### Required task
Exactly reproduce each record listed below.

====

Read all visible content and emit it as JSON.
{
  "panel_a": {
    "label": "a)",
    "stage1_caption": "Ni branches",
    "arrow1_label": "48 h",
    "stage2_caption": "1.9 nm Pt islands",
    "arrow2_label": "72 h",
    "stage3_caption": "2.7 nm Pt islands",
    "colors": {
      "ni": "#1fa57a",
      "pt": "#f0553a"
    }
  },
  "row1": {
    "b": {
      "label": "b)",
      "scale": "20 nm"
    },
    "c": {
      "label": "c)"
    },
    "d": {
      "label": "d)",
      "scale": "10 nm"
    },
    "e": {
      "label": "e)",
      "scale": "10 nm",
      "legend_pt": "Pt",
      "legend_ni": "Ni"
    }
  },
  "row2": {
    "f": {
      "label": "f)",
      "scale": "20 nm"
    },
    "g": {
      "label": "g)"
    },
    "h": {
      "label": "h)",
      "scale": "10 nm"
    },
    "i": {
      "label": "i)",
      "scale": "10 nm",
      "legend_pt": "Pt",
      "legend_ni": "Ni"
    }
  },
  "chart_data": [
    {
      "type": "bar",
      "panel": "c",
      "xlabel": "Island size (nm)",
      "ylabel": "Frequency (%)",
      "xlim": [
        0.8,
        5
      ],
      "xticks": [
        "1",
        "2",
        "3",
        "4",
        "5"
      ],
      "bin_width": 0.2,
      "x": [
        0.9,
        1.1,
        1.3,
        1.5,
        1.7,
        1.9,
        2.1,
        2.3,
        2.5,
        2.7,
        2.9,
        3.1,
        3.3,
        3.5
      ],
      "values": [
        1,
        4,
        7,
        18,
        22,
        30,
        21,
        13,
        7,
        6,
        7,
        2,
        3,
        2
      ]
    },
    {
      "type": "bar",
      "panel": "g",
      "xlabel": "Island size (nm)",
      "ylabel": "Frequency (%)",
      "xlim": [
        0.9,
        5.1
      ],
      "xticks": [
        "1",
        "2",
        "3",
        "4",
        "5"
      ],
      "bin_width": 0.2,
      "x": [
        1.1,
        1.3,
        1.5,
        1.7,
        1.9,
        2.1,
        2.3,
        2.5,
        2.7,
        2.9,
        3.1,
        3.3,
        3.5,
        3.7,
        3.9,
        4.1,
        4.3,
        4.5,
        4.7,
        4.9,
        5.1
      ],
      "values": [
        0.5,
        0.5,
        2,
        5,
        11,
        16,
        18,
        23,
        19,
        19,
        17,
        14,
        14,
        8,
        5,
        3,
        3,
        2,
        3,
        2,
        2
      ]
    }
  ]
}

====

### Complete response
Read all visible content and emit it as JSON.
{
  "panel_a": {
    "label": "a)",
    "stage1_caption": "Ni branches",
    "arrow1_label": "48 h",
    "stage2_caption": "1.9 nm Pt islands",
    "arrow2_label": "72 h",
    "stage3_caption": "2.7 nm Pt islands",
    "colors": {
      "ni": "#1fa57a",
      "pt": "#f0553a"
    }
  },
  "row1": {
    "b": {
      "label": "b)",
      "scale": "20 nm"
    },
    "c": {
      "label": "c)"
    },
    "d": {
      "label": "d)",
      "scale": "10 nm"
    },
    "e": {
      "label": "e)",
      "scale": "10 nm",
      "legend_pt": "Pt",
      "legend_ni": "Ni"
    }
  },
  "row2": {
    "f": {
      "label": "f)",
      "scale": "20 nm"
    },
    "g": {
      "label": "g)"
    },
    "h": {
      "label": "h)",
      "scale": "10 nm"
    },
    "i": {
      "label": "i)",
      "scale": "10 nm",
      "legend_pt": "Pt",
      "legend_ni": "Ni"
    }
  },
  "chart_data": [
    {
      "type": "bar",
      "panel": "c",
      "xlabel": "Island size (nm)",
      "ylabel": "Frequency (%)",
      "xlim": [
        0.8,
        5
      ],
      "xticks": [
        "1",
        "2",
        "3",
        "4",
        "5"
      ],
      "bin_width": 0.2,
      "x": [
        0.9,
        1.1,
        1.3,
        1.5,
        1.7,
        1.9,
        2.1,
        2.3,
        2.5,
        2.7,
        2.9,
        3.1,
        3.3,
        3.5
      ],
      "values": [
        1,
        4,
        7,
        18,
        22,
        30,
        21,
        13,
        7,
        6,
        7,
        2,
        3,
        2
      ]
    },
    {
      "type": "bar",
      "panel": "g",
      "xlabel": "Island size (nm)",
      "ylabel": "Frequency (%)",
      "xlim": [
        0.9,
        5.1
      ],
      "xticks": [
        "1",
        "2",
        "3",
        "4",
        "5"
      ],
      "bin_width": 0.2,
      "x": [
        1.1,
        1.3,
        1.5,
        1.7,
        1.9,
        2.1,
        2.3,
        2.5,
        2.7,
        2.9,
        3.1,
        3.3,
        3.5,
        3.7,
        3.9,
        4.1,
        4.3,
        4.5,
        4.7,
        4.9,
        5.1
      ],
      "values": [
        0.5,
        0.5,
        2,
        5,
        11,
        16,
        18,
        23,
        19,
        19,
        17,
        14,
        14,
        8,
        5,
        3,
        3,
        2,
        3,
        2,
        2
      ]
    }
  ]
}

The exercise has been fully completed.